◆ WHAT TO WORK ON: Output every entry exactly as given.

#####

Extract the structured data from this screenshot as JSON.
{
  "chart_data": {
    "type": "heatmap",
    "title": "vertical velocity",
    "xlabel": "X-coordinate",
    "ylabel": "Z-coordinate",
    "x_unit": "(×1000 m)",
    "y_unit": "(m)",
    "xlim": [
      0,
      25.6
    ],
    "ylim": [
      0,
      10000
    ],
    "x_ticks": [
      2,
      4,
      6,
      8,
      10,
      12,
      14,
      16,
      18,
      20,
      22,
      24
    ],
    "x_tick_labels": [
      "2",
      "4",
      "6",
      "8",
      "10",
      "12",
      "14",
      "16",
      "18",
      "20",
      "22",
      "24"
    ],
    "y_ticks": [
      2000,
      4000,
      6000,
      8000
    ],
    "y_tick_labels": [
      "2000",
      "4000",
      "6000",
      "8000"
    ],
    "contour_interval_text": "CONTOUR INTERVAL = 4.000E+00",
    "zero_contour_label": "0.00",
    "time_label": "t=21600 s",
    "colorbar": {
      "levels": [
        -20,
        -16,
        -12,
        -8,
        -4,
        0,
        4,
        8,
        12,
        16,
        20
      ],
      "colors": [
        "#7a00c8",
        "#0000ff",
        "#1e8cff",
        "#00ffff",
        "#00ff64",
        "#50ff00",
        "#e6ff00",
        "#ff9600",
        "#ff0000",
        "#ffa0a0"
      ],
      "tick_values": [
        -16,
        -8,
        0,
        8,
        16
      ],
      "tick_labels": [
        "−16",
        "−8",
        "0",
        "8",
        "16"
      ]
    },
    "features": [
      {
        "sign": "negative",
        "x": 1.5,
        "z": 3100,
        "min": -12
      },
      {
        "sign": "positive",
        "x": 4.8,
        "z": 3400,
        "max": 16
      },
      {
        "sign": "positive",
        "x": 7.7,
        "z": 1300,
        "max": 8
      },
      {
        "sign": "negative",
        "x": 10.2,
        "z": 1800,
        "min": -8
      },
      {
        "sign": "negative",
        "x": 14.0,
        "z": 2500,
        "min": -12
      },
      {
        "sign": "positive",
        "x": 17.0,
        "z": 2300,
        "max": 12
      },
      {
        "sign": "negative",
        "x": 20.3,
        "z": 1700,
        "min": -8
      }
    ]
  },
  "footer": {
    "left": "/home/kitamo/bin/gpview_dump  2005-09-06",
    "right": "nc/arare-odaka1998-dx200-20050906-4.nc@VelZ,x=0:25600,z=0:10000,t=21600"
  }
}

#####

◆ EXERCISE ANSWER:
Extract the structured data from this screenshot as JSON.
{
  "chart_data": {
    "type": "heatmap",
    "title": "vertical velocity",
    "xlabel": "X-coordinate",
    "ylabel": "Z-coordinate",
    "x_unit": "(×1000 m)",
    "y_unit": "(m)",
    "xlim": [
      0,
      25.6
    ],
    "ylim": [
      0,
      10000
    ],
    "x_ticks": [
      2,
      4,
      6,
      8,
      10,
      12,
      14,
      16,
      18,
      20,
      22,
      24
    ],
    "x_tick_labels": [
      "2",
      "4",
      "6",
      "8",
      "10",
      "12",
      "14",
      "16",
      "18",
      "20",
      "22",
      "24"
    ],
    "y_ticks": [
      2000,
      4000,
      6000,
      8000
    ],
    "y_tick_labels": [
      "2000",
      "4000",
      "6000",
      "8000"
    ],
    "contour_interval_text": "CONTOUR INTERVAL = 4.000E+00",
    "zero_contour_label": "0.00",
    "time_label": "t=21600 s",
    "colorbar": {
      "levels": [
        -20,
        -16,
        -12,
        -8,
        -4,
        0,
        4,
        8,
        12,
        16,
        20
      ],
      "colors": [
        "#7a00c8",
        "#0000ff",
        "#1e8cff",
        "#00ffff",
        "#00ff64",
        "#50ff00",
        "#e6ff00",
        "#ff9600",
        "#ff0000",
        "#ffa0a0"
      ],
      "tick_values": [
        -16,
        -8,
        0,
        8,
        16
      ],
      "tick_labels": [
        "−16",
        "−8",
        "0",
        "8",
        "16"
      ]
    },
    "features": [
      {
        "sign": "negative",
        "x": 1.5,
        "z": 3100,
        "min": -12
      },
      {
        "sign": "positive",
        "x": 4.8,
        "z": 3400,
        "max": 16
      },
      {
        "sign": "positive",
        "x": 7.7,
        "z": 1300,
        "max": 8
      },
      {
        "sign": "negative",
        "x": 10.2,
        "z": 1800,
        "min": -8
      },
      {
        "sign": "negative",
        "x": 14.0,
        "z": 2500,
        "min": -12
      },
      {
        "sign": "positive",
        "x": 17.0,
        "z": 2300,
        "max": 12
      },
      {
        "sign": "negative",
        "x": 20.3,
        "z": 1700,
        "min": -8
      }
    ]
  },
  "footer": {
    "left": "/home/kitamo/bin/gpview_dump  2005-09-06",
    "right": "nc/arare-odaka1998-dx200-20050906-4.nc@VelZ,x=0:25600,z=0:10000,t=21600"
  }
}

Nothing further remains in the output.